(Data items)

··········

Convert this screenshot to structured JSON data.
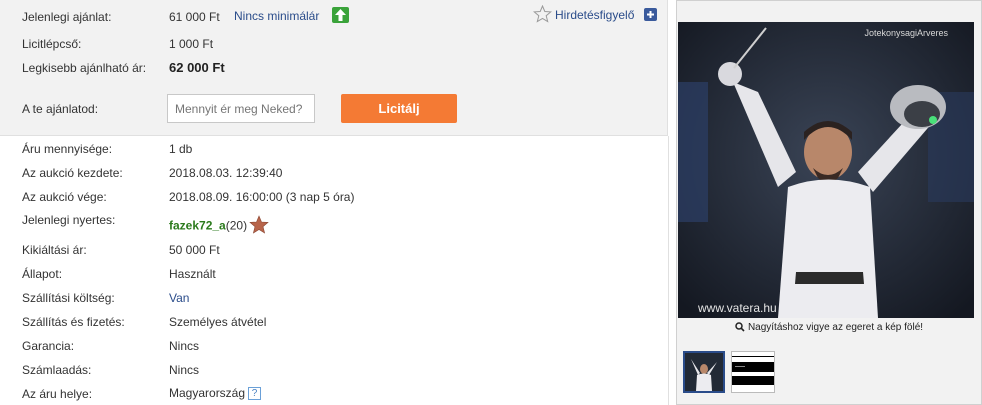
{
  "bid": {
    "current_offer_label": "Jelenlegi ajánlat:",
    "current_offer_value": "61 000 Ft",
    "no_minimum": "Nincs minimálár",
    "bid_step_label": "Licitlépcső:",
    "bid_step_value": "1 000 Ft",
    "min_bid_label": "Legkisebb ajánlható ár:",
    "min_bid_value": "62 000 Ft",
    "your_offer_label": "A te ajánlatod:",
    "input_placeholder": "Mennyit ér meg Neked?",
    "bid_button": "Licitálj",
    "watch_label": "Hirdetésfigyelő"
  },
  "details": [
    {
      "label": "Áru mennyisége:",
      "value": "1 db"
    },
    {
      "label": "Az aukció kezdete:",
      "value": "2018.08.03. 12:39:40"
    },
    {
      "label": "Az aukció vége:",
      "value": "2018.08.09. 16:00:00 (3 nap 5 óra)"
    },
    {
      "label": "Jelenlegi nyertes:",
      "value": "fazek72_a",
      "extra": "(20)"
    },
    {
      "label": "Kikiáltási ár:",
      "value": "50 000 Ft"
    },
    {
      "label": "Állapot:",
      "value": "Használt"
    },
    {
      "label": "Szállítási költség:",
      "value": "Van"
    },
    {
      "label": "Szállítás és fizetés:",
      "value": "Személyes átvétel"
    },
    {
      "label": "Garancia:",
      "value": "Nincs"
    },
    {
      "label": "Számlaadás:",
      "value": "Nincs"
    },
    {
      "label": "Az áru helye:",
      "value": "Magyarország",
      "help": "?"
    }
  ],
  "image": {
    "watermark_top": "JotekonysagiArveres",
    "watermark_bottom": "www.vatera.hu",
    "zoom_hint": "Nagyításhoz vigye az egeret a kép fölé!"
  },
  "colors": {
    "accent": "#f47a34",
    "link": "#2a4c8a",
    "winner": "#2b7a1c",
    "panel_bg": "#f2f2f2"
  },
  "icons": [
    "up-arrow-icon",
    "star-outline-icon",
    "plus-icon",
    "trophy-star-icon",
    "help-icon",
    "magnifier-icon"
  ]
}
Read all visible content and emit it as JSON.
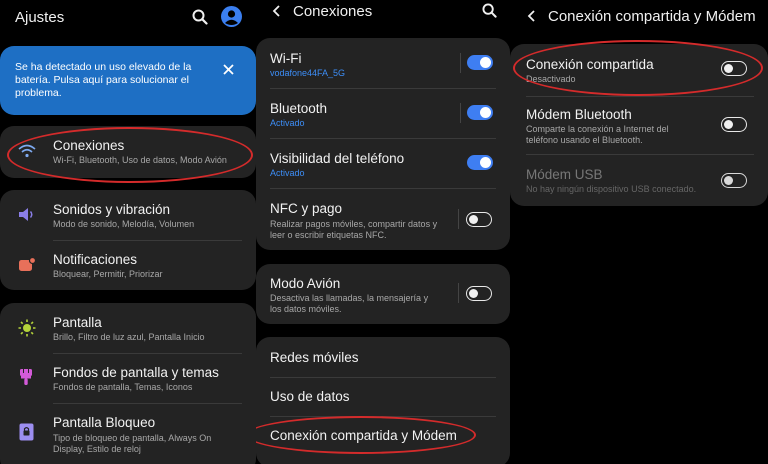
{
  "panel1": {
    "title": "Ajustes",
    "banner": {
      "text_l1": "Se ha detectado un uso elevado de la",
      "text_l2": "batería. Pulsa aquí para solucionar el",
      "text_l3": "problema."
    },
    "items": [
      {
        "title": "Conexiones",
        "subtitle": "Wi-Fi, Bluetooth, Uso de datos, Modo Avión"
      },
      {
        "title": "Sonidos y vibración",
        "subtitle": "Modo de sonido, Melodía, Volumen"
      },
      {
        "title": "Notificaciones",
        "subtitle": "Bloquear, Permitir, Priorizar"
      },
      {
        "title": "Pantalla",
        "subtitle": "Brillo, Filtro de luz azul, Pantalla Inicio"
      },
      {
        "title": "Fondos de pantalla y temas",
        "subtitle": "Fondos de pantalla, Temas, Iconos"
      },
      {
        "title": "Pantalla Bloqueo",
        "subtitle_l1": "Tipo de bloqueo de pantalla, Always On",
        "subtitle_l2": "Display, Estilo de reloj"
      }
    ]
  },
  "panel2": {
    "title": "Conexiones",
    "items": [
      {
        "title": "Wi-Fi",
        "subtitle": "vodafone44FA_5G",
        "toggle": "on"
      },
      {
        "title": "Bluetooth",
        "subtitle": "Activado",
        "toggle": "on"
      },
      {
        "title": "Visibilidad del teléfono",
        "subtitle": "Activado",
        "toggle": "on"
      },
      {
        "title": "NFC y pago",
        "subtitle_l1": "Realizar pagos móviles, compartir datos y",
        "subtitle_l2": "leer o escribir etiquetas NFC.",
        "toggle": "off"
      },
      {
        "title": "Modo Avión",
        "subtitle_l1": "Desactiva las llamadas, la mensajería y",
        "subtitle_l2": "los datos móviles.",
        "toggle": "off"
      },
      {
        "title": "Redes móviles"
      },
      {
        "title": "Uso de datos"
      },
      {
        "title": "Conexión compartida y Módem"
      }
    ]
  },
  "panel3": {
    "title": "Conexión compartida y Módem",
    "items": [
      {
        "title": "Conexión compartida",
        "subtitle": "Desactivado",
        "toggle": "off"
      },
      {
        "title": "Módem Bluetooth",
        "subtitle_l1": "Comparte la conexión a Internet del",
        "subtitle_l2": "teléfono usando el Bluetooth.",
        "toggle": "off"
      },
      {
        "title": "Módem USB",
        "subtitle": "No hay ningún dispositivo USB conectado.",
        "toggle": "off",
        "disabled": true
      }
    ]
  },
  "colors": {
    "background": "#000000",
    "card": "#232323",
    "banner": "#1e6fc4",
    "accent_blue": "#3e7ef2",
    "annotation_red": "#d42b2b"
  }
}
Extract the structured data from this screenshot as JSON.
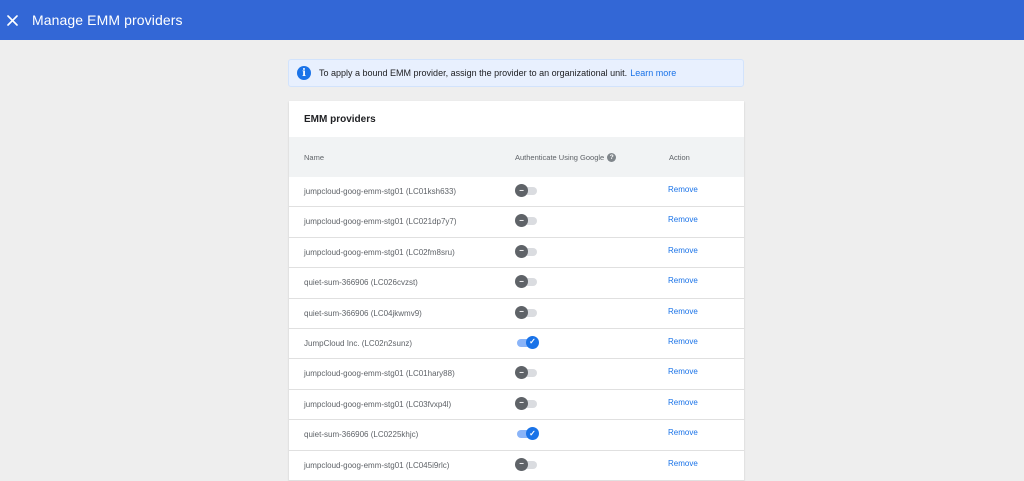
{
  "header": {
    "title": "Manage EMM providers",
    "close_icon": "close-icon"
  },
  "banner": {
    "icon": "info-icon",
    "text": "To apply a bound EMM provider, assign the provider to an organizational unit.",
    "link": "Learn more"
  },
  "providers": {
    "title": "EMM providers",
    "columns": {
      "name": "Name",
      "auth": "Authenticate Using Google",
      "action": "Action"
    },
    "action_label": "Remove",
    "rows": [
      {
        "name": "jumpcloud-goog-emm-stg01 (LC01ksh633)",
        "auth": false
      },
      {
        "name": "jumpcloud-goog-emm-stg01 (LC021dp7y7)",
        "auth": false
      },
      {
        "name": "jumpcloud-goog-emm-stg01 (LC02fm8sru)",
        "auth": false
      },
      {
        "name": "quiet-sum-366906 (LC026cvzst)",
        "auth": false
      },
      {
        "name": "quiet-sum-366906 (LC04jkwmv9)",
        "auth": false
      },
      {
        "name": "JumpCloud Inc. (LC02n2sunz)",
        "auth": true
      },
      {
        "name": "jumpcloud-goog-emm-stg01 (LC01hary88)",
        "auth": false
      },
      {
        "name": "jumpcloud-goog-emm-stg01 (LC03fvxp4l)",
        "auth": false
      },
      {
        "name": "quiet-sum-366906 (LC0225khjc)",
        "auth": true
      },
      {
        "name": "jumpcloud-goog-emm-stg01 (LC045i9rlc)",
        "auth": false
      }
    ]
  },
  "colors": {
    "topbar": "#3367d6",
    "accent": "#1a73e8"
  }
}
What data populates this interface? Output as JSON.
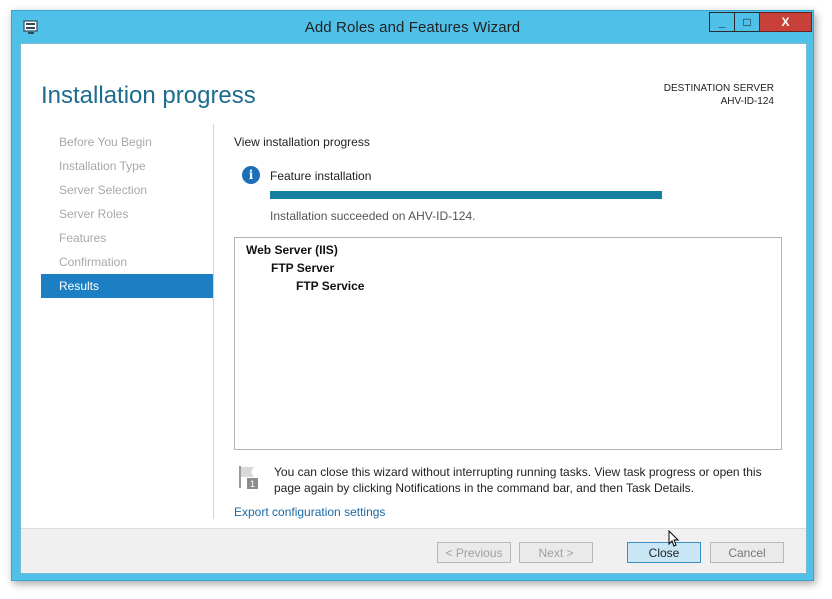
{
  "window": {
    "title": "Add Roles and Features Wizard",
    "controls": {
      "minimize": "_",
      "maximize": "□",
      "close": "X"
    }
  },
  "header": {
    "page_title": "Installation progress",
    "destination_label": "DESTINATION SERVER",
    "destination_server": "AHV-ID-124"
  },
  "nav": {
    "items": [
      {
        "label": "Before You Begin"
      },
      {
        "label": "Installation Type"
      },
      {
        "label": "Server Selection"
      },
      {
        "label": "Server Roles"
      },
      {
        "label": "Features"
      },
      {
        "label": "Confirmation"
      },
      {
        "label": "Results"
      }
    ],
    "active_index": 6
  },
  "main": {
    "view_progress_label": "View installation progress",
    "feature_installation_label": "Feature installation",
    "progress_fraction": 1.0,
    "status_text": "Installation succeeded on AHV-ID-124.",
    "results_tree": [
      {
        "label": "Web Server (IIS)"
      },
      {
        "label": "FTP Server"
      },
      {
        "label": "FTP Service"
      }
    ],
    "notice_text": "You can close this wizard without interrupting running tasks. View task progress or open this page again by clicking Notifications in the command bar, and then Task Details.",
    "export_link": "Export configuration settings"
  },
  "footer": {
    "previous_label": "< Previous",
    "next_label": "Next >",
    "close_label": "Close",
    "cancel_label": "Cancel"
  },
  "colors": {
    "title_bar": "#4fc1e9",
    "accent": "#1c7fc4",
    "progress": "#1780a1",
    "close_button": "#c7413a"
  }
}
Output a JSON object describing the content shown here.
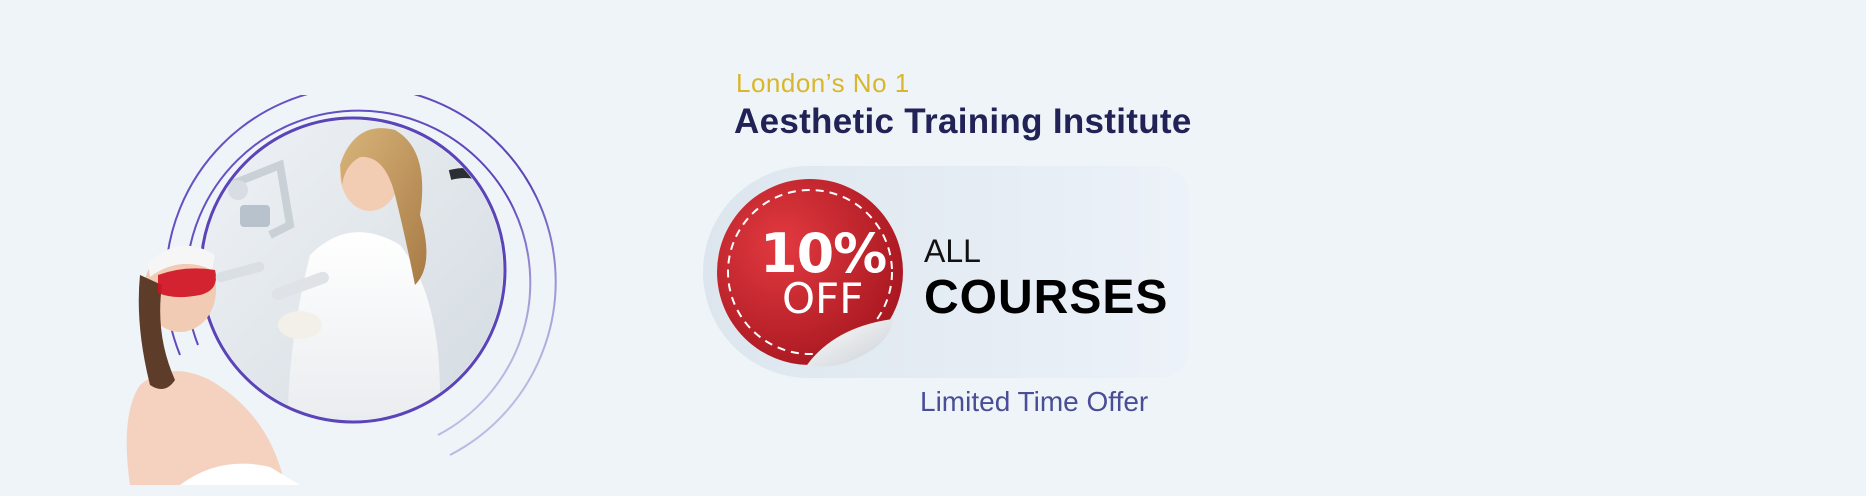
{
  "promo": {
    "tagline": "London’s No 1",
    "headline": "Aesthetic Training Institute",
    "badge": {
      "percent": "10%",
      "off": "OFF"
    },
    "offer_line1": "ALL",
    "offer_line2": "COURSES",
    "footer": "Limited Time Offer"
  },
  "colors": {
    "background": "#eef4f8",
    "tagline": "#d9b72c",
    "headline": "#232257",
    "badge_red": "#c5202b",
    "ring_purple": "#5b43b8",
    "limited": "#4b4e96"
  },
  "image": {
    "subject": "laser-treatment-photo-icon"
  }
}
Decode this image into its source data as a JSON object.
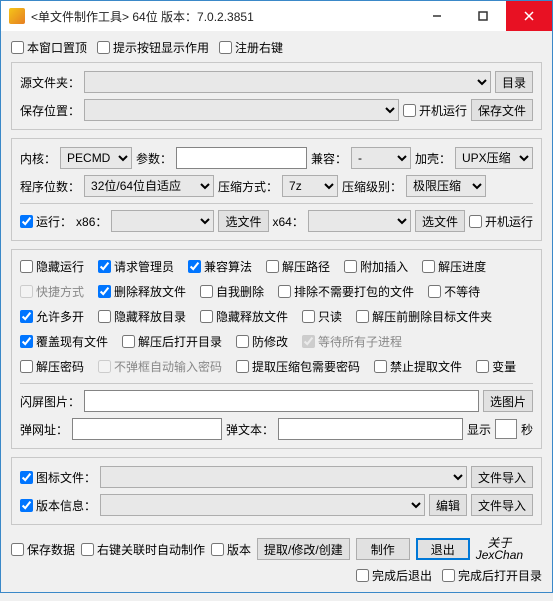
{
  "titlebar": {
    "title": "<单文件制作工具> 64位 版本：7.0.2.3851"
  },
  "top": {
    "pin": "本窗口置顶",
    "tipBtn": "提示按钮显示作用",
    "regRight": "注册右键"
  },
  "g1": {
    "srcLabel": "源文件夹：",
    "dirBtn": "目录",
    "saveLabel": "保存位置：",
    "bootRun": "开机运行",
    "saveBtn": "保存文件"
  },
  "g2": {
    "kernel": "内核：",
    "kernelSel": "PECMD",
    "params": "参数：",
    "compat": "兼容：",
    "compatSel": "-",
    "shell": "加壳：",
    "shellSel": "UPX压缩",
    "bits": "程序位数：",
    "bitsSel": "32位/64位自适应",
    "compMethod": "压缩方式：",
    "compMethodSel": "7z",
    "compLevel": "压缩级别：",
    "compLevelSel": "极限压缩",
    "run": "运行：",
    "x86": "x86：",
    "selFile": "选文件",
    "x64": "x64：",
    "bootRun2": "开机运行"
  },
  "g3": {
    "hideRun": "隐藏运行",
    "reqAdmin": "请求管理员",
    "compatAlgo": "兼容算法",
    "extractPath": "解压路径",
    "attachPlugin": "附加插入",
    "extractProgress": "解压进度",
    "shortcut": "快捷方式",
    "delRelease": "删除释放文件",
    "selfDel": "自我删除",
    "excludeNoPack": "排除不需要打包的文件",
    "noWait": "不等待",
    "allowMulti": "允许多开",
    "hideReleaseDir": "隐藏释放目录",
    "hideReleaseFile": "隐藏释放文件",
    "readonly": "只读",
    "delTargetBefore": "解压前删除目标文件夹",
    "overwrite": "覆盖现有文件",
    "openDirAfter": "解压后打开目录",
    "antiModify": "防修改",
    "waitChild": "等待所有子进程",
    "extractPwd": "解压密码",
    "noAutoPwdPrompt": "不弹框自动输入密码",
    "extractNeedPwd": "提取压缩包需要密码",
    "forbidExtract": "禁止提取文件",
    "variable": "变量",
    "splashImg": "闪屏图片：",
    "selImgBtn": "选图片",
    "popUrl": "弹网址：",
    "popText": "弹文本：",
    "show": "显示",
    "sec": "秒"
  },
  "g4": {
    "iconFile": "图标文件：",
    "fileImport": "文件导入",
    "verInfo": "版本信息：",
    "edit": "编辑"
  },
  "bottom": {
    "saveData": "保存数据",
    "autoOnRight": "右键关联时自动制作",
    "version": "版本",
    "extractBtn": "提取/修改/创建",
    "makeBtn": "制作",
    "exitBtn": "退出",
    "about1": "关于",
    "about2": "JexChan",
    "exitAfter": "完成后退出",
    "openDirAfter": "完成后打开目录"
  }
}
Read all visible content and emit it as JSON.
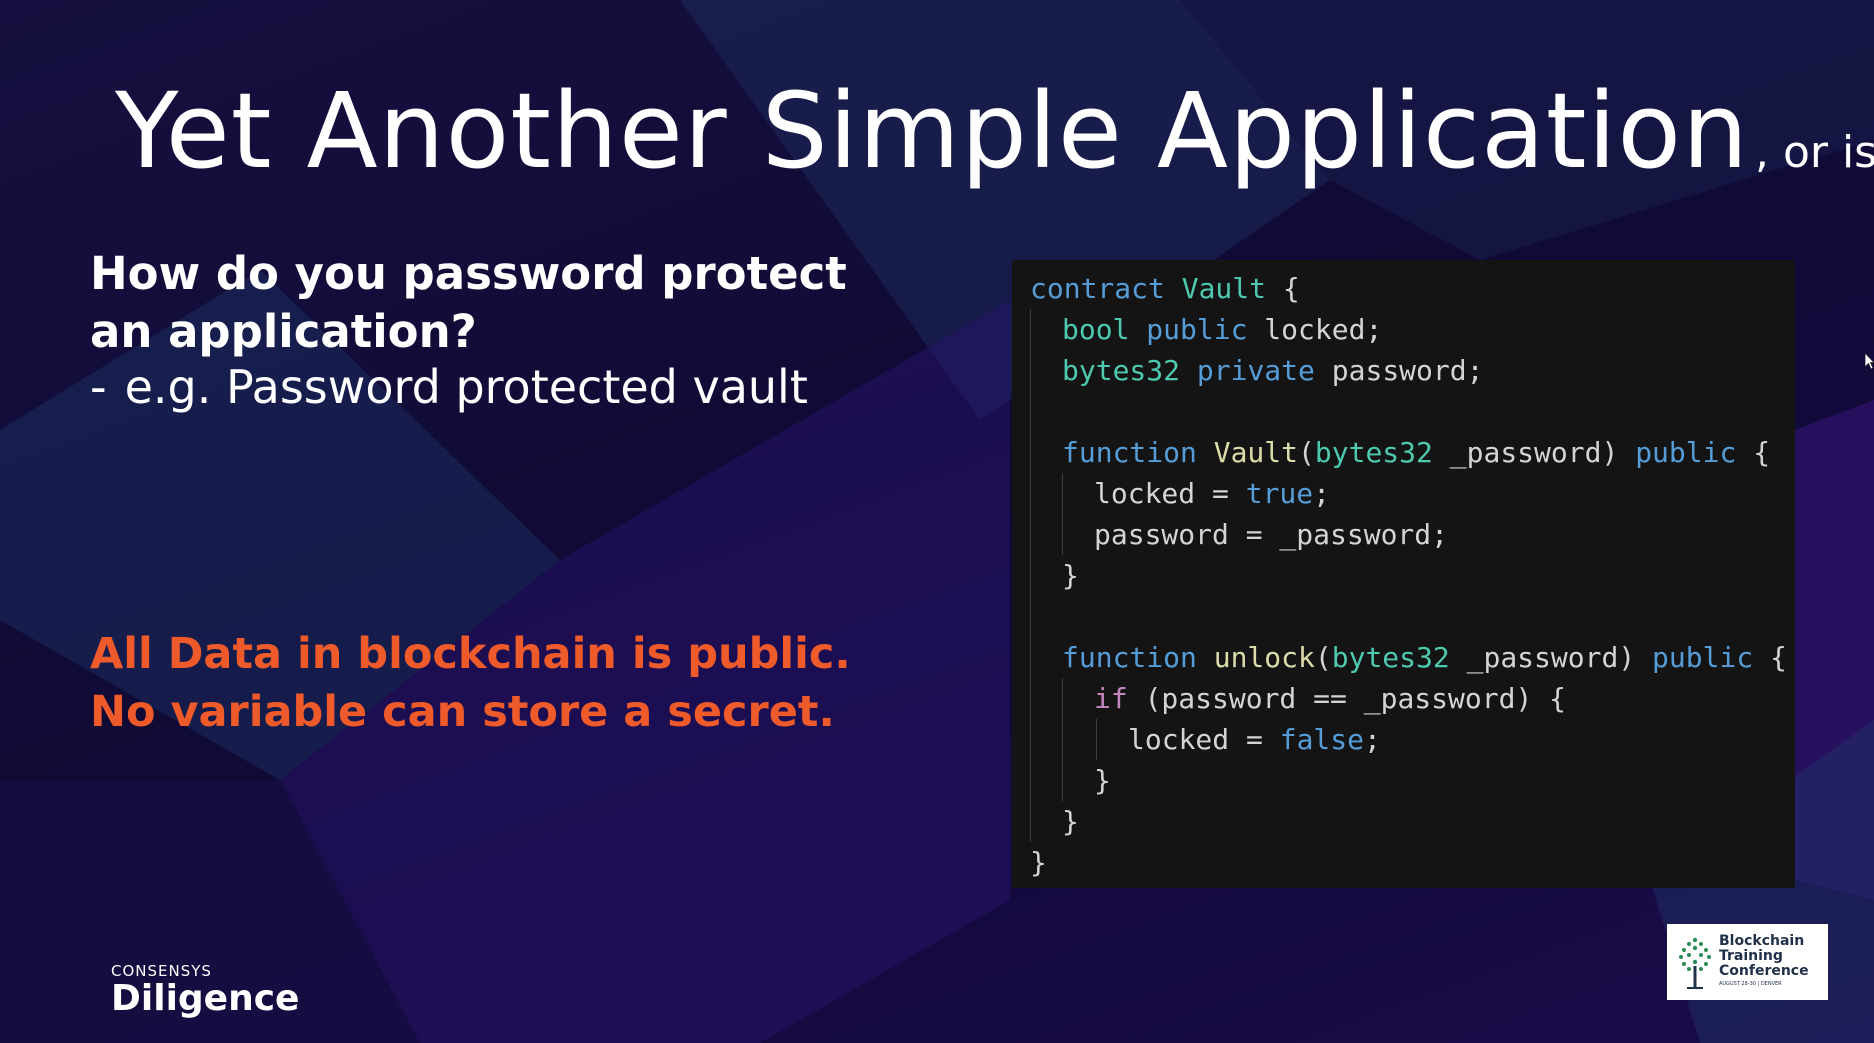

··········

=== PROBLEM DESCRIPTION ===
Which lines of the data above contain "openDirAfter"? Copy each one.

=== EXERCISE RESPONSE ===
    "openDirAfter": "解压后打开目录",
    "openDirAfter": "完成后打开目录"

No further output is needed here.